* **Task details**: Answer with a single number, the count of lines holding the word "actually".

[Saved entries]
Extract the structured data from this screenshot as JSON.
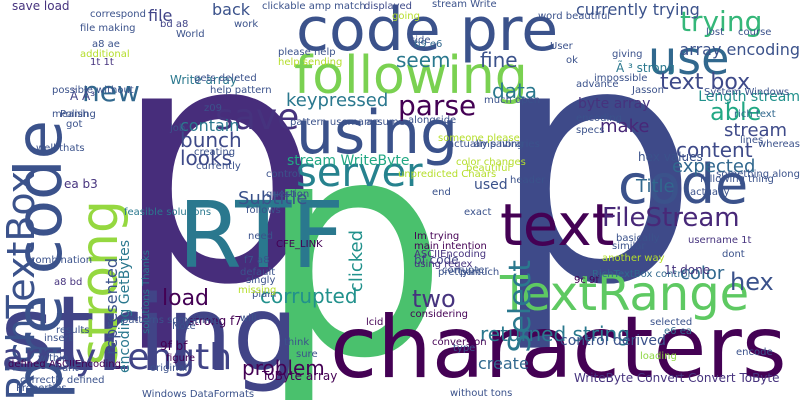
{
  "word_cloud": {
    "words": [
      {
        "text": "p",
        "color": "#472d7b"
      },
      {
        "text": "p",
        "color": "#3e4a89"
      },
      {
        "text": "p",
        "color": "#4ac16d"
      },
      {
        "text": "string",
        "color": "#414487"
      },
      {
        "text": "characters",
        "color": "#440154"
      },
      {
        "text": "RTF",
        "color": "#2a788e"
      },
      {
        "text": "code pre",
        "color": "#3b528b"
      },
      {
        "text": "text",
        "color": "#440154"
      },
      {
        "text": "using",
        "color": "#3b528b"
      },
      {
        "text": "following",
        "color": "#7ad151"
      },
      {
        "text": "TextRange",
        "color": "#5ec962"
      },
      {
        "text": "server",
        "color": "#26828e"
      },
      {
        "text": "code",
        "color": "#3b528b"
      },
      {
        "text": "use",
        "color": "#31688e"
      },
      {
        "text": "pre code",
        "color": "#3b528b"
      },
      {
        "text": "strong",
        "color": "#95d840"
      },
      {
        "text": "RichTextBox",
        "color": "#3b528b"
      },
      {
        "text": "array Length",
        "color": "#414487"
      },
      {
        "text": "Select",
        "color": "#2a788e"
      },
      {
        "text": "FileStream",
        "color": "#482878"
      },
      {
        "text": "trying",
        "color": "#35b779"
      },
      {
        "text": "text box",
        "color": "#3e4a89"
      },
      {
        "text": "save",
        "color": "#46337e"
      },
      {
        "text": "parse",
        "color": "#440154"
      },
      {
        "text": "new",
        "color": "#31688e"
      },
      {
        "text": "data",
        "color": "#2a788e"
      },
      {
        "text": "fine",
        "color": "#3b528b"
      },
      {
        "text": "seem",
        "color": "#2a788e"
      },
      {
        "text": "make",
        "color": "#482878"
      },
      {
        "text": "able",
        "color": "#22a884"
      },
      {
        "text": "stream",
        "color": "#3e4a89"
      },
      {
        "text": "hex",
        "color": "#3b528b"
      },
      {
        "text": "color",
        "color": "#31688e"
      },
      {
        "text": "two",
        "color": "#46337e"
      },
      {
        "text": "load",
        "color": "#440154"
      },
      {
        "text": "problem",
        "color": "#440154"
      },
      {
        "text": "corrupted",
        "color": "#21918c"
      },
      {
        "text": "returned string",
        "color": "#2a788e"
      },
      {
        "text": "bunch",
        "color": "#3e4a89"
      },
      {
        "text": "looks",
        "color": "#3e4a89"
      },
      {
        "text": "Subtitle",
        "color": "#3b528b"
      },
      {
        "text": "Title",
        "color": "#31688e"
      },
      {
        "text": "content",
        "color": "#3e4a89"
      },
      {
        "text": "expected",
        "color": "#31688e"
      },
      {
        "text": "contain",
        "color": "#2a788e"
      },
      {
        "text": "keypressed",
        "color": "#2a788e"
      },
      {
        "text": "byte array",
        "color": "#46337e"
      },
      {
        "text": "Length stream",
        "color": "#21918c"
      },
      {
        "text": "array encoding",
        "color": "#3b528b"
      },
      {
        "text": "currently trying",
        "color": "#3b528b"
      },
      {
        "text": "clicked",
        "color": "#21918c"
      },
      {
        "text": "represented",
        "color": "#3b528b"
      },
      {
        "text": "encoding GetBytes",
        "color": "#2a788e"
      },
      {
        "text": "create",
        "color": "#31688e"
      },
      {
        "text": "control derived",
        "color": "#3b528b"
      },
      {
        "text": "used",
        "color": "#3b528b"
      },
      {
        "text": "stream WriteByte",
        "color": "#22a884"
      },
      {
        "text": "file",
        "color": "#414487"
      },
      {
        "text": "back",
        "color": "#3b528b"
      },
      {
        "text": "save load",
        "color": "#46337e"
      },
      {
        "text": "hex values",
        "color": "#3b528b"
      },
      {
        "text": "bf code",
        "color": "#414487"
      },
      {
        "text": "strong f7",
        "color": "#440154"
      },
      {
        "text": "9f bf",
        "color": "#440154"
      },
      {
        "text": "ToByte array",
        "color": "#440154"
      },
      {
        "text": "WriteByte Convert Convert ToByte",
        "color": "#46337e"
      },
      {
        "text": "Write array",
        "color": "#2a788e"
      },
      {
        "text": "CFE_LINK",
        "color": "#440154"
      },
      {
        "text": "a8 bd",
        "color": "#46337e"
      },
      {
        "text": "f7 a8",
        "color": "#3b528b"
      },
      {
        "text": "9c 9f",
        "color": "#440154"
      },
      {
        "text": "e6 ea",
        "color": "#31688e"
      },
      {
        "text": "ea b3",
        "color": "#46337e"
      },
      {
        "text": "bd a8",
        "color": "#414487"
      },
      {
        "text": "b9 e6",
        "color": "#31688e"
      },
      {
        "text": "a8 ae",
        "color": "#3b528b"
      },
      {
        "text": "1t 1t",
        "color": "#46337e"
      },
      {
        "text": "1t done",
        "color": "#46337e"
      },
      {
        "text": "Ã ³ strong",
        "color": "#2a788e"
      },
      {
        "text": "Ã Ã³",
        "color": "#414487"
      },
      {
        "text": "stream Write",
        "color": "#3b528b"
      },
      {
        "text": "clickable amp match",
        "color": "#3b528b"
      },
      {
        "text": "displayed",
        "color": "#3e4a89"
      },
      {
        "text": "going",
        "color": "#b5de2b"
      },
      {
        "text": "well thats",
        "color": "#3b528b"
      },
      {
        "text": "Im trying",
        "color": "#440154"
      },
      {
        "text": "main intention",
        "color": "#440154"
      },
      {
        "text": "ASCIIEncoding",
        "color": "#46337e"
      },
      {
        "text": "using regex",
        "color": "#46337e"
      },
      {
        "text": "RichTextBox control",
        "color": "#31688e"
      },
      {
        "text": "solutions Thanks",
        "color": "#2a788e"
      },
      {
        "text": "feasible solutions",
        "color": "#2a788e"
      },
      {
        "text": "defined ASCIIEncoding",
        "color": "#440154"
      },
      {
        "text": "pattern username",
        "color": "#3b528b"
      },
      {
        "text": "plain",
        "color": "#3b528b"
      },
      {
        "text": "think",
        "color": "#3b528b"
      },
      {
        "text": "sure",
        "color": "#3b528b"
      },
      {
        "text": "conversion",
        "color": "#440154"
      },
      {
        "text": "type",
        "color": "#3b528b"
      },
      {
        "text": "loading",
        "color": "#8fd744"
      },
      {
        "text": "encode",
        "color": "#3b528b"
      },
      {
        "text": "selected",
        "color": "#3b528b"
      },
      {
        "text": "considering",
        "color": "#440154"
      },
      {
        "text": "pretty much",
        "color": "#3b528b"
      },
      {
        "text": "lcid",
        "color": "#440154"
      },
      {
        "text": "will",
        "color": "#3b528b"
      },
      {
        "text": "Note",
        "color": "#3b528b"
      },
      {
        "text": "figure",
        "color": "#440154"
      },
      {
        "text": "original",
        "color": "#3b528b"
      },
      {
        "text": "Windows DataFormats",
        "color": "#3b528b"
      },
      {
        "text": "without tons",
        "color": "#3b528b"
      },
      {
        "text": "following thing",
        "color": "#3b528b"
      },
      {
        "text": "actually",
        "color": "#3b528b"
      },
      {
        "text": "System Windows",
        "color": "#3b528b"
      },
      {
        "text": "rich text",
        "color": "#31688e"
      },
      {
        "text": "username 1t",
        "color": "#46337e"
      },
      {
        "text": "basically",
        "color": "#3b528b"
      },
      {
        "text": "similar",
        "color": "#3b528b"
      },
      {
        "text": "another way",
        "color": "#b5de2b"
      },
      {
        "text": "corrupter",
        "color": "#3b528b"
      },
      {
        "text": "part",
        "color": "#3b528b"
      },
      {
        "text": "header",
        "color": "#3b528b"
      },
      {
        "text": "exact",
        "color": "#3b528b"
      },
      {
        "text": "end",
        "color": "#3b528b"
      },
      {
        "text": "assume",
        "color": "#3b528b"
      },
      {
        "text": "alongside",
        "color": "#3b528b"
      },
      {
        "text": "control",
        "color": "#3b528b"
      },
      {
        "text": "question",
        "color": "#3b528b"
      },
      {
        "text": "follows",
        "color": "#3b528b"
      },
      {
        "text": "need",
        "color": "#3b528b"
      },
      {
        "text": "default",
        "color": "#3b528b"
      },
      {
        "text": "singly",
        "color": "#3b528b"
      },
      {
        "text": "missing",
        "color": "#b5de2b"
      },
      {
        "text": "combination",
        "color": "#3b528b"
      },
      {
        "text": "results",
        "color": "#3b528b"
      },
      {
        "text": "insert",
        "color": "#3b528b"
      },
      {
        "text": "within",
        "color": "#3b528b"
      },
      {
        "text": "want",
        "color": "#3b528b"
      },
      {
        "text": "Properties",
        "color": "#3b528b"
      },
      {
        "text": "correctly defined",
        "color": "#3b528b"
      },
      {
        "text": "patterns something",
        "color": "#3b528b"
      },
      {
        "text": "possible without",
        "color": "#3b528b"
      },
      {
        "text": "meaning",
        "color": "#3b528b"
      },
      {
        "text": "Polish",
        "color": "#3b528b"
      },
      {
        "text": "got",
        "color": "#3b528b"
      },
      {
        "text": "correspond",
        "color": "#3b528b"
      },
      {
        "text": "file making",
        "color": "#3b528b"
      },
      {
        "text": "additional",
        "color": "#b5de2b"
      },
      {
        "text": "work",
        "color": "#3b528b"
      },
      {
        "text": "please help",
        "color": "#3b528b"
      },
      {
        "text": "gets deleted",
        "color": "#3b528b"
      },
      {
        "text": "help sending",
        "color": "#b5de2b"
      },
      {
        "text": "job",
        "color": "#3b528b"
      },
      {
        "text": "currently",
        "color": "#3b528b"
      },
      {
        "text": "creating",
        "color": "#3b528b"
      },
      {
        "text": "side",
        "color": "#3b528b"
      },
      {
        "text": "lost",
        "color": "#3b528b"
      },
      {
        "text": "course",
        "color": "#3b528b"
      },
      {
        "text": "giving",
        "color": "#3b528b"
      },
      {
        "text": "impossible",
        "color": "#3b528b"
      },
      {
        "text": "advance",
        "color": "#3b528b"
      },
      {
        "text": "specs",
        "color": "#3b528b"
      },
      {
        "text": "encoding",
        "color": "#3b528b"
      },
      {
        "text": "much open",
        "color": "#3b528b"
      },
      {
        "text": "amp libraries",
        "color": "#3b528b"
      },
      {
        "text": "word beautiful",
        "color": "#3b528b"
      },
      {
        "text": "User",
        "color": "#3b528b"
      },
      {
        "text": "Jasson",
        "color": "#3b528b"
      },
      {
        "text": "lines",
        "color": "#3b528b"
      },
      {
        "text": "whereas",
        "color": "#3b528b"
      },
      {
        "text": "something along",
        "color": "#3b528b"
      },
      {
        "text": "dont",
        "color": "#3b528b"
      },
      {
        "text": "unpredicted Chaars",
        "color": "#b5de2b"
      },
      {
        "text": "someone please",
        "color": "#b5de2b"
      },
      {
        "text": "actually saving",
        "color": "#3b528b"
      },
      {
        "text": "color changes",
        "color": "#b5de2b"
      },
      {
        "text": "ok",
        "color": "#3b528b"
      },
      {
        "text": "z09",
        "color": "#3b528b"
      },
      {
        "text": "help pattern",
        "color": "#3b528b"
      },
      {
        "text": "beautiful",
        "color": "#b5de2b"
      },
      {
        "text": "World",
        "color": "#3b528b"
      },
      {
        "text": "range",
        "color": "#3b528b"
      }
    ]
  }
}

* **Answer to the task**: 2